■ **EXERCISE REQUIREMENTS**
Pick out each line in these entries that contains the string "option".

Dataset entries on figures

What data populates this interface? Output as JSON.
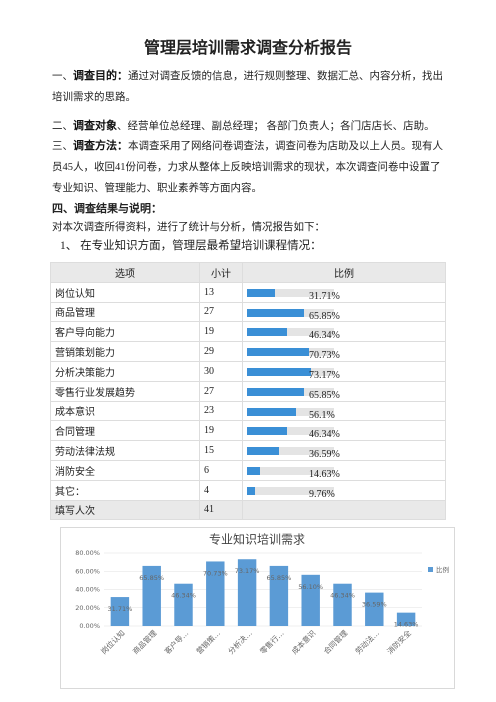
{
  "title": "管理层培训需求调查分析报告",
  "paragraphs": [
    {
      "num": "一、",
      "label": "调查目的：",
      "text": "通过对调查反馈的信息，进行规则整理、数据汇总、内容分析，找出培训需求的思路。"
    },
    {
      "num": "二、",
      "label": "调查对象",
      "text": "、经营单位总经理、副总经理； 各部门负责人；各门店店长、店助。"
    },
    {
      "num": "三、",
      "label": "调查方法：",
      "text": "本调查采用了网络问卷调查法，调查问卷为店助及以上人员。现有人员45人，收回41份问卷，力求从整体上反映培训需求的现状，本次调查问卷中设置了专业知识、管理能力、职业素养等方面内容。"
    }
  ],
  "section": "四、调查结果与说明：",
  "intro": "对本次调查所得资料，进行了统计与分析，情况报告如下：",
  "subhead": "1、 在专业知识方面，管理层最希望培训课程情况：",
  "table": {
    "headers": [
      "选项",
      "小计",
      "比例"
    ],
    "rows": [
      {
        "option": "岗位认知",
        "count": 13,
        "ratio": 31.71,
        "ratio_label": "31.71%"
      },
      {
        "option": "商品管理",
        "count": 27,
        "ratio": 65.85,
        "ratio_label": "65.85%"
      },
      {
        "option": "客户导向能力",
        "count": 19,
        "ratio": 46.34,
        "ratio_label": "46.34%"
      },
      {
        "option": "营销策划能力",
        "count": 29,
        "ratio": 70.73,
        "ratio_label": "70.73%"
      },
      {
        "option": "分析决策能力",
        "count": 30,
        "ratio": 73.17,
        "ratio_label": "73.17%"
      },
      {
        "option": "零售行业发展趋势",
        "count": 27,
        "ratio": 65.85,
        "ratio_label": "65.85%"
      },
      {
        "option": "成本意识",
        "count": 23,
        "ratio": 56.1,
        "ratio_label": "56.1%"
      },
      {
        "option": "合同管理",
        "count": 19,
        "ratio": 46.34,
        "ratio_label": "46.34%"
      },
      {
        "option": "劳动法律法规",
        "count": 15,
        "ratio": 36.59,
        "ratio_label": "36.59%"
      },
      {
        "option": "消防安全",
        "count": 6,
        "ratio": 14.63,
        "ratio_label": "14.63%"
      },
      {
        "option": "其它：",
        "count": 4,
        "ratio": 9.76,
        "ratio_label": "9.76%"
      }
    ],
    "total": {
      "option": "填写人次",
      "count": 41
    }
  },
  "chart_data": {
    "type": "bar",
    "title": "专业知识培训需求",
    "categories": [
      "岗位认知",
      "商品管理",
      "客户导…",
      "营销策…",
      "分析决…",
      "零售行…",
      "成本意识",
      "合同管理",
      "劳动法…",
      "消防安全"
    ],
    "series": [
      {
        "name": "比例",
        "color": "#5b9bd5",
        "values": [
          31.71,
          65.85,
          46.34,
          70.73,
          73.17,
          65.85,
          56.1,
          46.34,
          36.59,
          14.63
        ],
        "value_labels": [
          "31.71%",
          "65.85%",
          "46.34%",
          "70.73%",
          "73.17%",
          "65.85%",
          "56.10%",
          "46.34%",
          "36.59%",
          "14.63%"
        ]
      }
    ],
    "ylim": [
      0,
      80
    ],
    "yticks": [
      {
        "value": 0,
        "label": "0.00%"
      },
      {
        "value": 20,
        "label": "20.00%"
      },
      {
        "value": 40,
        "label": "40.00%"
      },
      {
        "value": 60,
        "label": "60.00%"
      },
      {
        "value": 80,
        "label": "80.00%"
      }
    ],
    "grid": true,
    "legend": "right"
  }
}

■ **THE REPLY**
        "option": "岗位认知",
        "option": "商品管理",
        "option": "客户导向能力",
        "option": "营销策划能力",
        "option": "分析决策能力",
        "option": "零售行业发展趋势",
        "option": "成本意识",
        "option": "合同管理",
        "option": "劳动法律法规",
        "option": "消防安全",
        "option": "其它：",
      "option": "填写人次",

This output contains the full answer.